— Start of Data in this exercise —

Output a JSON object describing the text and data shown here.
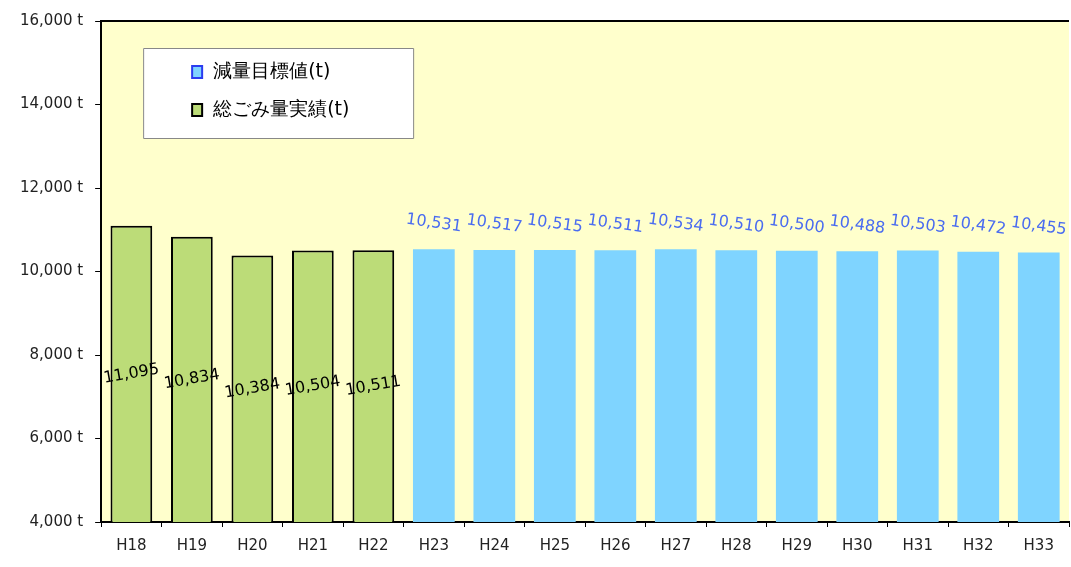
{
  "chart_data": {
    "type": "bar",
    "categories": [
      "H18",
      "H19",
      "H20",
      "H21",
      "H22",
      "H23",
      "H24",
      "H25",
      "H26",
      "H27",
      "H28",
      "H29",
      "H30",
      "H31",
      "H32",
      "H33"
    ],
    "series": [
      {
        "name": "減量目標値(t)",
        "color": "#7fd4ff",
        "values": [
          null,
          null,
          null,
          null,
          null,
          10531,
          10517,
          10515,
          10511,
          10534,
          10510,
          10500,
          10488,
          10503,
          10472,
          10455
        ],
        "value_labels": [
          null,
          null,
          null,
          null,
          null,
          "10,531",
          "10,517",
          "10,515",
          "10,511",
          "10,534",
          "10,510",
          "10,500",
          "10,488",
          "10,503",
          "10,472",
          "10,455"
        ]
      },
      {
        "name": "総ごみ量実績(t)",
        "color": "#bcdc78",
        "values": [
          11095,
          10834,
          10384,
          10504,
          10511,
          null,
          null,
          null,
          null,
          null,
          null,
          null,
          null,
          null,
          null,
          null
        ],
        "value_labels": [
          "11,095",
          "10,834",
          "10,384",
          "10,504",
          "10,511",
          null,
          null,
          null,
          null,
          null,
          null,
          null,
          null,
          null,
          null,
          null
        ]
      }
    ],
    "ylim": [
      4000,
      16000
    ],
    "yticks": [
      {
        "value": 4000,
        "label": "4,000 t"
      },
      {
        "value": 6000,
        "label": "6,000 t"
      },
      {
        "value": 8000,
        "label": "8,000 t"
      },
      {
        "value": 10000,
        "label": "10,000 t"
      },
      {
        "value": 12000,
        "label": "12,000 t"
      },
      {
        "value": 14000,
        "label": "14,000 t"
      },
      {
        "value": 16000,
        "label": "16,000 t"
      }
    ],
    "grid": false,
    "legend": "top left"
  }
}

— End of Data in this exercise —

## The problem
Each line of the data is to be duplicated exactly; pictures stay out of the copy.

## Response below
Output a JSON object describing the text and data shown here.
{
  "chart_data": {
    "type": "bar",
    "categories": [
      "H18",
      "H19",
      "H20",
      "H21",
      "H22",
      "H23",
      "H24",
      "H25",
      "H26",
      "H27",
      "H28",
      "H29",
      "H30",
      "H31",
      "H32",
      "H33"
    ],
    "series": [
      {
        "name": "減量目標値(t)",
        "color": "#7fd4ff",
        "values": [
          null,
          null,
          null,
          null,
          null,
          10531,
          10517,
          10515,
          10511,
          10534,
          10510,
          10500,
          10488,
          10503,
          10472,
          10455
        ],
        "value_labels": [
          null,
          null,
          null,
          null,
          null,
          "10,531",
          "10,517",
          "10,515",
          "10,511",
          "10,534",
          "10,510",
          "10,500",
          "10,488",
          "10,503",
          "10,472",
          "10,455"
        ]
      },
      {
        "name": "総ごみ量実績(t)",
        "color": "#bcdc78",
        "values": [
          11095,
          10834,
          10384,
          10504,
          10511,
          null,
          null,
          null,
          null,
          null,
          null,
          null,
          null,
          null,
          null,
          null
        ],
        "value_labels": [
          "11,095",
          "10,834",
          "10,384",
          "10,504",
          "10,511",
          null,
          null,
          null,
          null,
          null,
          null,
          null,
          null,
          null,
          null,
          null
        ]
      }
    ],
    "ylim": [
      4000,
      16000
    ],
    "yticks": [
      {
        "value": 4000,
        "label": "4,000 t"
      },
      {
        "value": 6000,
        "label": "6,000 t"
      },
      {
        "value": 8000,
        "label": "8,000 t"
      },
      {
        "value": 10000,
        "label": "10,000 t"
      },
      {
        "value": 12000,
        "label": "12,000 t"
      },
      {
        "value": 14000,
        "label": "14,000 t"
      },
      {
        "value": 16000,
        "label": "16,000 t"
      }
    ],
    "grid": false,
    "legend": "top left"
  }
}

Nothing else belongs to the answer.